Dataset items
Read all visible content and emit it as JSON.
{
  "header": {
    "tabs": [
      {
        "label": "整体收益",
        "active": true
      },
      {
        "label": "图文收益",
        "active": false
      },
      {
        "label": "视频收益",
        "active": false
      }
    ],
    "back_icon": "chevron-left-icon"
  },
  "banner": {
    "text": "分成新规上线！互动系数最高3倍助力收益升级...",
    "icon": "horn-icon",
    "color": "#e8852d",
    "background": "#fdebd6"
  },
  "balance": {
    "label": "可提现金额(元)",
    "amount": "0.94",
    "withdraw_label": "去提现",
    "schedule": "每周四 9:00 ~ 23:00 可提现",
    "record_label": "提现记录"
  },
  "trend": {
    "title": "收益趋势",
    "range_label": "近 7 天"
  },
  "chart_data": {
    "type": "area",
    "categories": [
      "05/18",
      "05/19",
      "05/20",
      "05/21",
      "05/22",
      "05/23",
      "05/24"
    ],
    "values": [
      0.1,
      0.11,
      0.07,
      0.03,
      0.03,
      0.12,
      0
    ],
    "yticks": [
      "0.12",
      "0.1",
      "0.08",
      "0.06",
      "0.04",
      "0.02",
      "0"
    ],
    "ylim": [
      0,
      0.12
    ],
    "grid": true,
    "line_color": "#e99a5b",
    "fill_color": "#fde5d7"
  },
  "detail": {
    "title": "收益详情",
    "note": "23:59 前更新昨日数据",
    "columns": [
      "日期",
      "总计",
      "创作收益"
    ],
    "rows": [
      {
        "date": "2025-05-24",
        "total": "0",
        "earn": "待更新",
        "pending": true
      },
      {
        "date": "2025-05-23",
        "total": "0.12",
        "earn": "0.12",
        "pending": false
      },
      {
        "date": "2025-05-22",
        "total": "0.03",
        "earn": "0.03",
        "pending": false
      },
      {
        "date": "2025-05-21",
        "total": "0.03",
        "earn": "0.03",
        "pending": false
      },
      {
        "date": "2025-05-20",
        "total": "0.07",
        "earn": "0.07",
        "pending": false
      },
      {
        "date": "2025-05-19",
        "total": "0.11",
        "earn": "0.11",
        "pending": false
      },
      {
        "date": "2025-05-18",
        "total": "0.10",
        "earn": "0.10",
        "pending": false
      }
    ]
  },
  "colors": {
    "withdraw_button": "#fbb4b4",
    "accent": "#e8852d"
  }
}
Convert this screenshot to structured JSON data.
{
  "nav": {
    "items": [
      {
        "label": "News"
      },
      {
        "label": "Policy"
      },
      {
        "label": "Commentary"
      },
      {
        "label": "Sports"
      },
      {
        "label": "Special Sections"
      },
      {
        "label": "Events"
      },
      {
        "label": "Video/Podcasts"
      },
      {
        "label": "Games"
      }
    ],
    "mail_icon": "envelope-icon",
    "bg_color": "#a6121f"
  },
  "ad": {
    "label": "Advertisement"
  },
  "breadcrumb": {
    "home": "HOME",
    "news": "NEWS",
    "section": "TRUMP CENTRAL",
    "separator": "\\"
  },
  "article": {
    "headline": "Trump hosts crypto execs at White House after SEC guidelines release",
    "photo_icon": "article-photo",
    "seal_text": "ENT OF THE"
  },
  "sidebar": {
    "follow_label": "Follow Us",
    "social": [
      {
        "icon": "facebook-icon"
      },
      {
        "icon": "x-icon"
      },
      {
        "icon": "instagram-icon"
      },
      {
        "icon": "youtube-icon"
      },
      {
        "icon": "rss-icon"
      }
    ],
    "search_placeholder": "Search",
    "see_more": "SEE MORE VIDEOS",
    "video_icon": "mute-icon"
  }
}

- **Instructions for the task**
Extract all of the data shown above and repeat it verbatim.

- **Response to the exercise**
Read all visible content and emit it as JSON.
{
  "header": {
    "tabs": [
      {
        "label": "整体收益",
        "active": true
      },
      {
        "label": "图文收益",
        "active": false
      },
      {
        "label": "视频收益",
        "active": false
      }
    ],
    "back_icon": "chevron-left-icon"
  },
  "banner": {
    "text": "分成新规上线！互动系数最高3倍助力收益升级...",
    "icon": "horn-icon",
    "color": "#e8852d",
    "background": "#fdebd6"
  },
  "balance": {
    "label": "可提现金额(元)",
    "amount": "0.94",
    "withdraw_label": "去提现",
    "schedule": "每周四 9:00 ~ 23:00 可提现",
    "record_label": "提现记录"
  },
  "trend": {
    "title": "收益趋势",
    "range_label": "近 7 天"
  },
  "chart_data": {
    "type": "area",
    "categories": [
      "05/18",
      "05/19",
      "05/20",
      "05/21",
      "05/22",
      "05/23",
      "05/24"
    ],
    "values": [
      0.1,
      0.11,
      0.07,
      0.03,
      0.03,
      0.12,
      0
    ],
    "yticks": [
      "0.12",
      "0.1",
      "0.08",
      "0.06",
      "0.04",
      "0.02",
      "0"
    ],
    "ylim": [
      0,
      0.12
    ],
    "grid": true,
    "line_color": "#e99a5b",
    "fill_color": "#fde5d7"
  },
  "detail": {
    "title": "收益详情",
    "note": "23:59 前更新昨日数据",
    "columns": [
      "日期",
      "总计",
      "创作收益"
    ],
    "rows": [
      {
        "date": "2025-05-24",
        "total": "0",
        "earn": "待更新",
        "pending": true
      },
      {
        "date": "2025-05-23",
        "total": "0.12",
        "earn": "0.12",
        "pending": false
      },
      {
        "date": "2025-05-22",
        "total": "0.03",
        "earn": "0.03",
        "pending": false
      },
      {
        "date": "2025-05-21",
        "total": "0.03",
        "earn": "0.03",
        "pending": false
      },
      {
        "date": "2025-05-20",
        "total": "0.07",
        "earn": "0.07",
        "pending": false
      },
      {
        "date": "2025-05-19",
        "total": "0.11",
        "earn": "0.11",
        "pending": false
      },
      {
        "date": "2025-05-18",
        "total": "0.10",
        "earn": "0.10",
        "pending": false
      }
    ]
  },
  "colors": {
    "withdraw_button": "#fbb4b4",
    "accent": "#e8852d"
  }
}
Convert this screenshot to structured JSON data.
{
  "nav": {
    "items": [
      {
        "label": "News"
      },
      {
        "label": "Policy"
      },
      {
        "label": "Commentary"
      },
      {
        "label": "Sports"
      },
      {
        "label": "Special Sections"
      },
      {
        "label": "Events"
      },
      {
        "label": "Video/Podcasts"
      },
      {
        "label": "Games"
      }
    ],
    "mail_icon": "envelope-icon",
    "bg_color": "#a6121f"
  },
  "ad": {
    "label": "Advertisement"
  },
  "breadcrumb": {
    "home": "HOME",
    "news": "NEWS",
    "section": "TRUMP CENTRAL",
    "separator": "\\"
  },
  "article": {
    "headline": "Trump hosts crypto execs at White House after SEC guidelines release",
    "photo_icon": "article-photo",
    "seal_text": "ENT OF THE"
  },
  "sidebar": {
    "follow_label": "Follow Us",
    "social": [
      {
        "icon": "facebook-icon"
      },
      {
        "icon": "x-icon"
      },
      {
        "icon": "instagram-icon"
      },
      {
        "icon": "youtube-icon"
      },
      {
        "icon": "rss-icon"
      }
    ],
    "search_placeholder": "Search",
    "see_more": "SEE MORE VIDEOS",
    "video_icon": "mute-icon"
  }
}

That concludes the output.